Dataset entries
########
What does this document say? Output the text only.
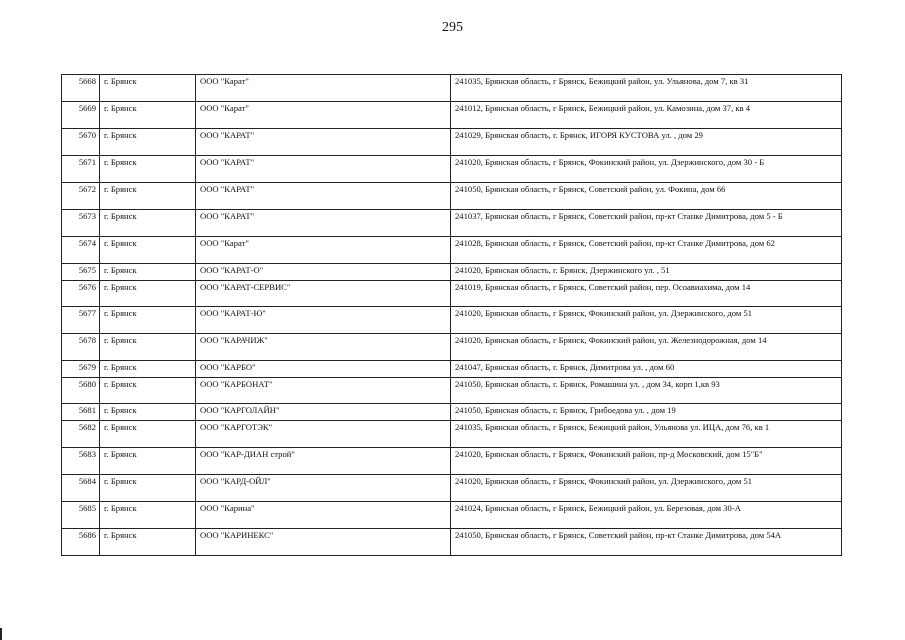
295
5668	г. Брянск	ООО "Карат"	241035, Брянская область, г Брянск, Бежицкий район, ул. Ульянова, дом 7, кв 31
5669	г. Брянск	ООО "Карат"	241012, Брянская область, г Брянск, Бежицкий район, ул. Камозина, дом 37, кв 4
5670	г. Брянск	ООО "КАРАТ"	241029, Брянская область, г. Брянск, ИГОРЯ КУСТОВА ул. , дом 29
5671	г. Брянск	ООО "КАРАТ"	241020, Брянская область, г Брянск, Фокинский район, ул. Дзержинского, дом 30 - Б
5672	г. Брянск	ООО "КАРАТ"	241050, Брянская область, г Брянск, Советский район, ул. Фокина, дом 66
5673	г. Брянск	ООО "КАРАТ"	241037, Брянская область, г Брянск, Советский район, пр-кт Станке Димитрова, дом 5 - Б
5674	г. Брянск	ООО "Карат"	241028, Брянская область, г Брянск, Советский район, пр-кт Станке Димитрова, дом 62
5675	г. Брянск	ООО "КАРАТ-О"	241020, Брянская область, г. Брянск, Дзержинского ул. , 51
5676	г. Брянск	ООО "КАРАТ-СЕРВИС"	241019, Брянская область, г Брянск, Советский район, пер. Осоавиахима, дом 14
5677	г. Брянск	ООО "КАРАТ-Ю"	241020, Брянская область, г Брянск, Фокинский район, ул. Дзержинского, дом 51
5678	г. Брянск	ООО "КАРАЧИЖ"	241020, Брянская область, г Брянск, Фокинский район, ул. Железнодорожная, дом 14
5679	г. Брянск	ООО "КАРБО"	241047, Брянская область, г. Брянск, Димитрова ул. , дом 60
5680	г. Брянск	ООО "КАРБОНАТ"	241050, Брянская область, г. Брянск, Ромашина ул. , дом 34, корп 1,кв 93
5681	г. Брянск	ООО "КАРГОЛАЙН"	241050, Брянская область, г. Брянск, Грибоедова ул. , дом 19
5682	г. Брянск	ООО "КАРГОТЭК"	241035, Брянская область, г Брянск, Бежицкий район, Ульянова ул. ИЦА, дом 76, кв 1
5683	г. Брянск	ООО "КАР-ДИАН строй"	241020, Брянская область, г Брянск, Фокинский район, пр-д Московский, дом 15"Б"
5684	г. Брянск	ООО "КАРД-ОЙЛ"	241020, Брянская область, г Брянск, Фокинский район, ул. Дзержинского, дом 51
5685	г. Брянск	ООО "Карина"	241024, Брянская область, г Брянск, Бежицкий район, ул. Березовая, дом 30-А
5686	г. Брянск	ООО "КАРИНЕКС"	241050, Брянская область, г Брянск, Советский район, пр-кт Станке Димитрова, дом 54А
########
**What to work on:**
Quote the data above in full and without alteration; skip the pictures.

**Response to this task:**
What does this document say? Output the text only.
295
5668	г. Брянск	ООО "Карат"	241035, Брянская область, г Брянск, Бежицкий район, ул. Ульянова, дом 7, кв 31
5669	г. Брянск	ООО "Карат"	241012, Брянская область, г Брянск, Бежицкий район, ул. Камозина, дом 37, кв 4
5670	г. Брянск	ООО "КАРАТ"	241029, Брянская область, г. Брянск, ИГОРЯ КУСТОВА ул. , дом 29
5671	г. Брянск	ООО "КАРАТ"	241020, Брянская область, г Брянск, Фокинский район, ул. Дзержинского, дом 30 - Б
5672	г. Брянск	ООО "КАРАТ"	241050, Брянская область, г Брянск, Советский район, ул. Фокина, дом 66
5673	г. Брянск	ООО "КАРАТ"	241037, Брянская область, г Брянск, Советский район, пр-кт Станке Димитрова, дом 5 - Б
5674	г. Брянск	ООО "Карат"	241028, Брянская область, г Брянск, Советский район, пр-кт Станке Димитрова, дом 62
5675	г. Брянск	ООО "КАРАТ-О"	241020, Брянская область, г. Брянск, Дзержинского ул. , 51
5676	г. Брянск	ООО "КАРАТ-СЕРВИС"	241019, Брянская область, г Брянск, Советский район, пер. Осоавиахима, дом 14
5677	г. Брянск	ООО "КАРАТ-Ю"	241020, Брянская область, г Брянск, Фокинский район, ул. Дзержинского, дом 51
5678	г. Брянск	ООО "КАРАЧИЖ"	241020, Брянская область, г Брянск, Фокинский район, ул. Железнодорожная, дом 14
5679	г. Брянск	ООО "КАРБО"	241047, Брянская область, г. Брянск, Димитрова ул. , дом 60
5680	г. Брянск	ООО "КАРБОНАТ"	241050, Брянская область, г. Брянск, Ромашина ул. , дом 34, корп 1,кв 93
5681	г. Брянск	ООО "КАРГОЛАЙН"	241050, Брянская область, г. Брянск, Грибоедова ул. , дом 19
5682	г. Брянск	ООО "КАРГОТЭК"	241035, Брянская область, г Брянск, Бежицкий район, Ульянова ул. ИЦА, дом 76, кв 1
5683	г. Брянск	ООО "КАР-ДИАН строй"	241020, Брянская область, г Брянск, Фокинский район, пр-д Московский, дом 15"Б"
5684	г. Брянск	ООО "КАРД-ОЙЛ"	241020, Брянская область, г Брянск, Фокинский район, ул. Дзержинского, дом 51
5685	г. Брянск	ООО "Карина"	241024, Брянская область, г Брянск, Бежицкий район, ул. Березовая, дом 30-А
5686	г. Брянск	ООО "КАРИНЕКС"	241050, Брянская область, г Брянск, Советский район, пр-кт Станке Димитрова, дом 54А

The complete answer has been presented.